■ Texte fourni

Rand, berger comme son père, attend avec impatience cette nuit pour faire la fête avec ses amis, lâcher son boulot et, qui sait, passer un peu de temps avec une jolie fille. Tout pour se changer les idées et oublier ce cavalier noir aperçu l'épiant dans la forêt.

Mais l'ambiance frétillante est plombée par le colporteur. Les nouvelles du reste du monde ne sont pas bonnes. L'hiver a été interminable partout ailleurs, les hommes se font la guerre et un énième charlatan se prétend être la réincarnation du Ténébreux.

J'avais envie de me lancer dans une nouvelle grande série de fantasy. Parce que j'aime ça et parce que je n'en ai plus lue depuis longtemps. N'ayant pas envie de me relancer dans une longue aventure de Robin Hobb, j'ai cherché et retrouvé La roue du temps de Robert Jordan au fond de ma liste de souhaits. L'âge du livre et de sa traduction expliquent la mise sur le côté de La roue du temps. Mais puisque Bragelonne a édité une nouvelle traduction de l'intégralité de la série, allons-y !

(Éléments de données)

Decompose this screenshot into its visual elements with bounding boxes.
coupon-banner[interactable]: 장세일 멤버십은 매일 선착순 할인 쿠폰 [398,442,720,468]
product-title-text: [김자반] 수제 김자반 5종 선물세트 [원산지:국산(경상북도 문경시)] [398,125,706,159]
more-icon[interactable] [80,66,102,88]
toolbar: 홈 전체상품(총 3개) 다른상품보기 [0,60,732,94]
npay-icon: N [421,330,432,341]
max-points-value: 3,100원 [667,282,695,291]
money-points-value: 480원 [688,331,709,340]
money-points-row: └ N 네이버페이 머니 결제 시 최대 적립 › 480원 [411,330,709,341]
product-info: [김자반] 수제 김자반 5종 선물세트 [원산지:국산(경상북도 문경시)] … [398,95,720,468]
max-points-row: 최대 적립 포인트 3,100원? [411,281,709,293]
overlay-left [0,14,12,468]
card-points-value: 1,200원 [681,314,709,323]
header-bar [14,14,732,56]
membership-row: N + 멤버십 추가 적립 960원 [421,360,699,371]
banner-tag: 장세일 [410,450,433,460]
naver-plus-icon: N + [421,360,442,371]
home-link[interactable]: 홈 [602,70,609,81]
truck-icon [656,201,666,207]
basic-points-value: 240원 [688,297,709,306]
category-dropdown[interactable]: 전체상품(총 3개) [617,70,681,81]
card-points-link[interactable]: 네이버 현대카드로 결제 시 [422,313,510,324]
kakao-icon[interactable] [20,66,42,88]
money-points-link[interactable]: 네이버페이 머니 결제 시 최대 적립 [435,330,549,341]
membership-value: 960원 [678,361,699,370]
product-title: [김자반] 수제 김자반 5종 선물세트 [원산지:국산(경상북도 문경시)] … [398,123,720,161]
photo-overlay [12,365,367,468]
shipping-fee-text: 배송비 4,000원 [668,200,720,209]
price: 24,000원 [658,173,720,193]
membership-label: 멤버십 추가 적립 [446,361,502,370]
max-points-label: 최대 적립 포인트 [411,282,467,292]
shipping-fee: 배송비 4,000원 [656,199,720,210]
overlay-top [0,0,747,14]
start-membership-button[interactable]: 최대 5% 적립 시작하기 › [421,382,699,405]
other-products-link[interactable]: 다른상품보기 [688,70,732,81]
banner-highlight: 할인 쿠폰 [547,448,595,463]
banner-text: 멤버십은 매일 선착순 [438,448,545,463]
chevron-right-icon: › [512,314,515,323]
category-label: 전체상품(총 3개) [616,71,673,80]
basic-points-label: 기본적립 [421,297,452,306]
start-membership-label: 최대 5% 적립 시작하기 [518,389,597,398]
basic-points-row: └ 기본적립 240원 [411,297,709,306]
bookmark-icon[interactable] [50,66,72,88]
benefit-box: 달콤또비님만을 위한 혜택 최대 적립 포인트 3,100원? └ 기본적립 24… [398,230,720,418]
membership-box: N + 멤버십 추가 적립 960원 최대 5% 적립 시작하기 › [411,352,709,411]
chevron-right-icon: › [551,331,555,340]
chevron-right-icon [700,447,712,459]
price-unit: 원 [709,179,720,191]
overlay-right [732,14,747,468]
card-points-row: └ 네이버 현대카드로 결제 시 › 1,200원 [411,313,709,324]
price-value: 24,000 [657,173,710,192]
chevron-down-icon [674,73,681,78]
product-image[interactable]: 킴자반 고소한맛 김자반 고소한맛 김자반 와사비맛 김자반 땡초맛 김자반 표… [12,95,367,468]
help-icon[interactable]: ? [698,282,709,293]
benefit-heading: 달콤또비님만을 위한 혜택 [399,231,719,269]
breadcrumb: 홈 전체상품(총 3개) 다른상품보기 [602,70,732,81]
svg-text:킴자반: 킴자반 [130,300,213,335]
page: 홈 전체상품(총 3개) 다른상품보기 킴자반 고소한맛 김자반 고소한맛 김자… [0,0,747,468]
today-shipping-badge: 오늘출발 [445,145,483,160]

■ Questions de compréhension
1/ Répondez brièvement à ces questions sur le texte fourni.
(a) Quel métier Rand exerce-t-il, comme son père ?
(b) Qui plombe l'ambiance frétillante ?
(c) Quelle maison a édité une nouvelle traduction de l'intégralité de la série ?
2/ Relevez dans le texte fourni toutes les mauvaises nouvelles venues du reste du monde.

■ Corrigé de l'exercice
1/
(a) Il est berger.
(b) Le colporteur.
(c) Bragelonne.

2/
L'hiver a été interminable partout ailleurs.
Les hommes se font la guerre.
Un énième charlatan se prétend être la réincarnation du Ténébreux.